:: TASK DIRECTIONS ::
All lines featuring the string "that" are to be listed.

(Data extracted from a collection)
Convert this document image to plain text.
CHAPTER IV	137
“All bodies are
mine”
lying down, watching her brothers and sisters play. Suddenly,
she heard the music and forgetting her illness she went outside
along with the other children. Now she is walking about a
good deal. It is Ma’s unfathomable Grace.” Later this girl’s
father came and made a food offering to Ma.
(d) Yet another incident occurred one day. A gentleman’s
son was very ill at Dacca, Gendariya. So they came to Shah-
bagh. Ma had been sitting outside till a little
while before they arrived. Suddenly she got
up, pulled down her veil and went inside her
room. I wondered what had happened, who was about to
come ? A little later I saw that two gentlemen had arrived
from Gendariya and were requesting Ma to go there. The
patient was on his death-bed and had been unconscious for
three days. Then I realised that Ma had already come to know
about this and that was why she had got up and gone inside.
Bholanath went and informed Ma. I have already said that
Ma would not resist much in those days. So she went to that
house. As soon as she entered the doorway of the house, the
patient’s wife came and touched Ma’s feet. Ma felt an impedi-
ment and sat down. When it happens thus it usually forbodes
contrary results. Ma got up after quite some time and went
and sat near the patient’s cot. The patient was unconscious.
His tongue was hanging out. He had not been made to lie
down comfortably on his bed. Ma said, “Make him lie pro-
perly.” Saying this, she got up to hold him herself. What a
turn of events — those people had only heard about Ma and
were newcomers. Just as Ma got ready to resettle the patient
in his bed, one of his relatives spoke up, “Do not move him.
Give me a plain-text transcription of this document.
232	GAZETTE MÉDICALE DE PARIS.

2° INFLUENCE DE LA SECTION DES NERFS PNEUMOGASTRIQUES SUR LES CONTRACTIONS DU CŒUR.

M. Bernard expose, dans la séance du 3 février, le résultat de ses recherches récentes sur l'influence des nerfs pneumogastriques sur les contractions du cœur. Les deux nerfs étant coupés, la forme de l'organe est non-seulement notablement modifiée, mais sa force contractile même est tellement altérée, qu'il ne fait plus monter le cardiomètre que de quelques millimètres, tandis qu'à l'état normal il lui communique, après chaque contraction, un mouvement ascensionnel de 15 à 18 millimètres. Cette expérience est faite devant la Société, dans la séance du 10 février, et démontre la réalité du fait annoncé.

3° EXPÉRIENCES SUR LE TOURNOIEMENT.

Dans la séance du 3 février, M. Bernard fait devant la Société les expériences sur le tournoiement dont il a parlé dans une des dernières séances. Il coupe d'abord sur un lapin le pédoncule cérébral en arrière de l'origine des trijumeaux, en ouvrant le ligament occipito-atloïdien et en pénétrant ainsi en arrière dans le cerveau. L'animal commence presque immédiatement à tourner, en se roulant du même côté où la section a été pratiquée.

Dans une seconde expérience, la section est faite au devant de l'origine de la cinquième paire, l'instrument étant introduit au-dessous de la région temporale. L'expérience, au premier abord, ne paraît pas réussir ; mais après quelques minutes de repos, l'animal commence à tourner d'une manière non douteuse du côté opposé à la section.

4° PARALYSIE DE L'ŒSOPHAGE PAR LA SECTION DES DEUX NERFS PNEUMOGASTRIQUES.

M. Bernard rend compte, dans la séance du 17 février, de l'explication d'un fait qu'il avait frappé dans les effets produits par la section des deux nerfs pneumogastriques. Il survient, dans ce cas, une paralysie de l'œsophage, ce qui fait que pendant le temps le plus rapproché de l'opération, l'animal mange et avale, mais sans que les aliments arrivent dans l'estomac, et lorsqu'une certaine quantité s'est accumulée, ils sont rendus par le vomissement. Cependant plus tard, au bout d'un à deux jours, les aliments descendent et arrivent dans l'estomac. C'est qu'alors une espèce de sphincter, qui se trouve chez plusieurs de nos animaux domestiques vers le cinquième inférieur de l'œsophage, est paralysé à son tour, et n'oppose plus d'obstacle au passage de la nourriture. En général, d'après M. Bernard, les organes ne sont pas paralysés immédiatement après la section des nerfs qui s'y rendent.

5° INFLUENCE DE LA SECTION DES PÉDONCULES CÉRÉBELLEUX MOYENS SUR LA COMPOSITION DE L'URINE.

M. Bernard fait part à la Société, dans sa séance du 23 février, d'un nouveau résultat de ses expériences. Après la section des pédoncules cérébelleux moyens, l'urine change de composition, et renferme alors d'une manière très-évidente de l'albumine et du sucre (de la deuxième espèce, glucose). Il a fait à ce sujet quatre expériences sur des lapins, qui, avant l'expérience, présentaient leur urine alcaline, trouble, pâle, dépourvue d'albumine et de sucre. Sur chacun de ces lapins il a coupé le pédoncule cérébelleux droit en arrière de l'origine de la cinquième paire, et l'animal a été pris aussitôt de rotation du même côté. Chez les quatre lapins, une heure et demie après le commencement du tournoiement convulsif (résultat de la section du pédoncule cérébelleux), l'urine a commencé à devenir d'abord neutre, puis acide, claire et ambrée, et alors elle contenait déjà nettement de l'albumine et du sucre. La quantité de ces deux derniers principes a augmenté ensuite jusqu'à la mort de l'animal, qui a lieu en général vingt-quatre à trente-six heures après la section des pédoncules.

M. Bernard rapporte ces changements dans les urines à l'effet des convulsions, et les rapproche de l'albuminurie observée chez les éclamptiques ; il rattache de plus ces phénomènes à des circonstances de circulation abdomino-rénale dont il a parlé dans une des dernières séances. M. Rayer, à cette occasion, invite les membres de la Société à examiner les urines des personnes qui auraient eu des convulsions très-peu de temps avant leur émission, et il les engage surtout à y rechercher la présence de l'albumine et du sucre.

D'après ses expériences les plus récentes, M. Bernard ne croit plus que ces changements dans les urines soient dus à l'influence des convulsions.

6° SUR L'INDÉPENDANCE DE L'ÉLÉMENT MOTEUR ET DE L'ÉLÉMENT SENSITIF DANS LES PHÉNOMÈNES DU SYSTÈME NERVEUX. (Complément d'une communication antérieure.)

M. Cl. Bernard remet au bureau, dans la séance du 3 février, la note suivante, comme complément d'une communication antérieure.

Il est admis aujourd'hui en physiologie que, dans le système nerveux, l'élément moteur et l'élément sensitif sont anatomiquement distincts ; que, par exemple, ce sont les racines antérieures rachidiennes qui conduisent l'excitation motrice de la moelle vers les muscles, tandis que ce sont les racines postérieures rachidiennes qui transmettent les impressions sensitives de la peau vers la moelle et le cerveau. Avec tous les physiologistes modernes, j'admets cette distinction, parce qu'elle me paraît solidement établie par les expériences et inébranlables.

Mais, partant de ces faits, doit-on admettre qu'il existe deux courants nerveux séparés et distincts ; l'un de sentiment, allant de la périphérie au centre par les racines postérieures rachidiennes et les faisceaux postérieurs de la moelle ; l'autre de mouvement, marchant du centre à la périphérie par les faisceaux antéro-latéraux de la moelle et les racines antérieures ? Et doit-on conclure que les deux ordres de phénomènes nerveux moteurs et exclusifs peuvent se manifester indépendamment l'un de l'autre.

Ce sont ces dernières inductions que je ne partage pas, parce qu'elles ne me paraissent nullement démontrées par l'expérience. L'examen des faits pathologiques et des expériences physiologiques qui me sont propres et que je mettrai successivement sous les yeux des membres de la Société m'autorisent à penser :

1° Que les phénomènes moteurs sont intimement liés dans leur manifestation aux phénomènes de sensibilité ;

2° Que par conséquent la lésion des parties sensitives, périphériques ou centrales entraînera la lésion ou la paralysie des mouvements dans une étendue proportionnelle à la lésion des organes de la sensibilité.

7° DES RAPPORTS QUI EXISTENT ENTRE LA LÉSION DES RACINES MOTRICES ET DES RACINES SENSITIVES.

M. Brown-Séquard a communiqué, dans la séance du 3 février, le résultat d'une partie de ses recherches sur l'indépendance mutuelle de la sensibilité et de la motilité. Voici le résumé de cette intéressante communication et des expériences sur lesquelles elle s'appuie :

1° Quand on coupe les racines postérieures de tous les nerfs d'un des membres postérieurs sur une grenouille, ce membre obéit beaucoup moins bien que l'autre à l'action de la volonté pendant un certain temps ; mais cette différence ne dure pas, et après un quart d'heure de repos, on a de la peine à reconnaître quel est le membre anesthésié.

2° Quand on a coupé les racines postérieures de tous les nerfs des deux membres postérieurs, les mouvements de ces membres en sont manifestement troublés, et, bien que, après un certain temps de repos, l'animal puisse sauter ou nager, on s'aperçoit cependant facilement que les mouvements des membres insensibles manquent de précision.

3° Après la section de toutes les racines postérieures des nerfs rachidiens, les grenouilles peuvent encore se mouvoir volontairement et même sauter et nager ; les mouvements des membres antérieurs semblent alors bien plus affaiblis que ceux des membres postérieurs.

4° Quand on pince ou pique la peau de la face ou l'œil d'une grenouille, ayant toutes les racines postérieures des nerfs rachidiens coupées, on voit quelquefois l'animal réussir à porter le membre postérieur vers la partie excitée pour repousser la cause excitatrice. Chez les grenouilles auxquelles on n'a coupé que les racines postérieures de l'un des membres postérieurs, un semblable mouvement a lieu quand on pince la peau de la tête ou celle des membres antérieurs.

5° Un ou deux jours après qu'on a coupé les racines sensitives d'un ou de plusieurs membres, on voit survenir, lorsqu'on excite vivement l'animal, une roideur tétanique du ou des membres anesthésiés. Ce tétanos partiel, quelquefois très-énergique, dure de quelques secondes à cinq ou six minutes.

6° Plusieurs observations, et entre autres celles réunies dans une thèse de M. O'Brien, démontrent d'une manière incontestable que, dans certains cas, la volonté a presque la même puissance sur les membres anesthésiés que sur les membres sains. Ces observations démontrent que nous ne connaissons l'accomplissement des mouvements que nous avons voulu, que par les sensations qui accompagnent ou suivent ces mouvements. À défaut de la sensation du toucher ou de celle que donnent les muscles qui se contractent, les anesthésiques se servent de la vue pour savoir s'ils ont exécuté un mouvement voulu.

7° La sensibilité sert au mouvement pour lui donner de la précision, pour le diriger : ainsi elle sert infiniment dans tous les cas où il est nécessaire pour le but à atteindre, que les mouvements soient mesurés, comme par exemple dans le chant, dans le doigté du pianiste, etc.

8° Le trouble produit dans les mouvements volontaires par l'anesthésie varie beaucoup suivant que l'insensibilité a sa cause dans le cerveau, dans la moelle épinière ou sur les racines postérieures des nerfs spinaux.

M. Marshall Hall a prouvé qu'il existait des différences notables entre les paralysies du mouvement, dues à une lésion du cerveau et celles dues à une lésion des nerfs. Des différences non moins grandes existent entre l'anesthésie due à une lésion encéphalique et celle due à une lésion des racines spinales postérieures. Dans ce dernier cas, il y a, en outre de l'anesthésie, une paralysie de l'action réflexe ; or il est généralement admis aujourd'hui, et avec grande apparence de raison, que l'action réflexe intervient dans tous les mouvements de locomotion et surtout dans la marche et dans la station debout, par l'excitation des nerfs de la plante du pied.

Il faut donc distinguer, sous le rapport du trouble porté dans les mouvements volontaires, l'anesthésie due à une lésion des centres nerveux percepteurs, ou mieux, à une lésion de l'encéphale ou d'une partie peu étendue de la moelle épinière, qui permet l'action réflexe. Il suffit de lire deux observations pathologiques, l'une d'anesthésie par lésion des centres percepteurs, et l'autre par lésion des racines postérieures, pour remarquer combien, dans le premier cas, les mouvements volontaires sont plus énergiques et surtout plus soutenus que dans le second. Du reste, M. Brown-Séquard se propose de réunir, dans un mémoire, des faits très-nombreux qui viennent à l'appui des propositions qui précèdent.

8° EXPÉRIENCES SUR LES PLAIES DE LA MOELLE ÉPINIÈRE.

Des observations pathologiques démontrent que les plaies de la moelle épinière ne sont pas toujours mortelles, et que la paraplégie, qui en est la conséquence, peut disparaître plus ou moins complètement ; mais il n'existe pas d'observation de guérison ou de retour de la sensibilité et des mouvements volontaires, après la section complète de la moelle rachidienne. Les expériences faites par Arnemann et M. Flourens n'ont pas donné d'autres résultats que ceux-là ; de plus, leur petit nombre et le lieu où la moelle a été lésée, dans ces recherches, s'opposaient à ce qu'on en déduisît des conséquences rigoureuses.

:: ANSWER TO THE PROBLEM ::
come ? A little later I saw that two gentlemen had arrived
three days. Then I realised that Ma had already come to know
about this and that was why she had got up and gone inside.
Bholanath went and informed Ma. I have already said that
Ma would not resist much in those days. So she went to that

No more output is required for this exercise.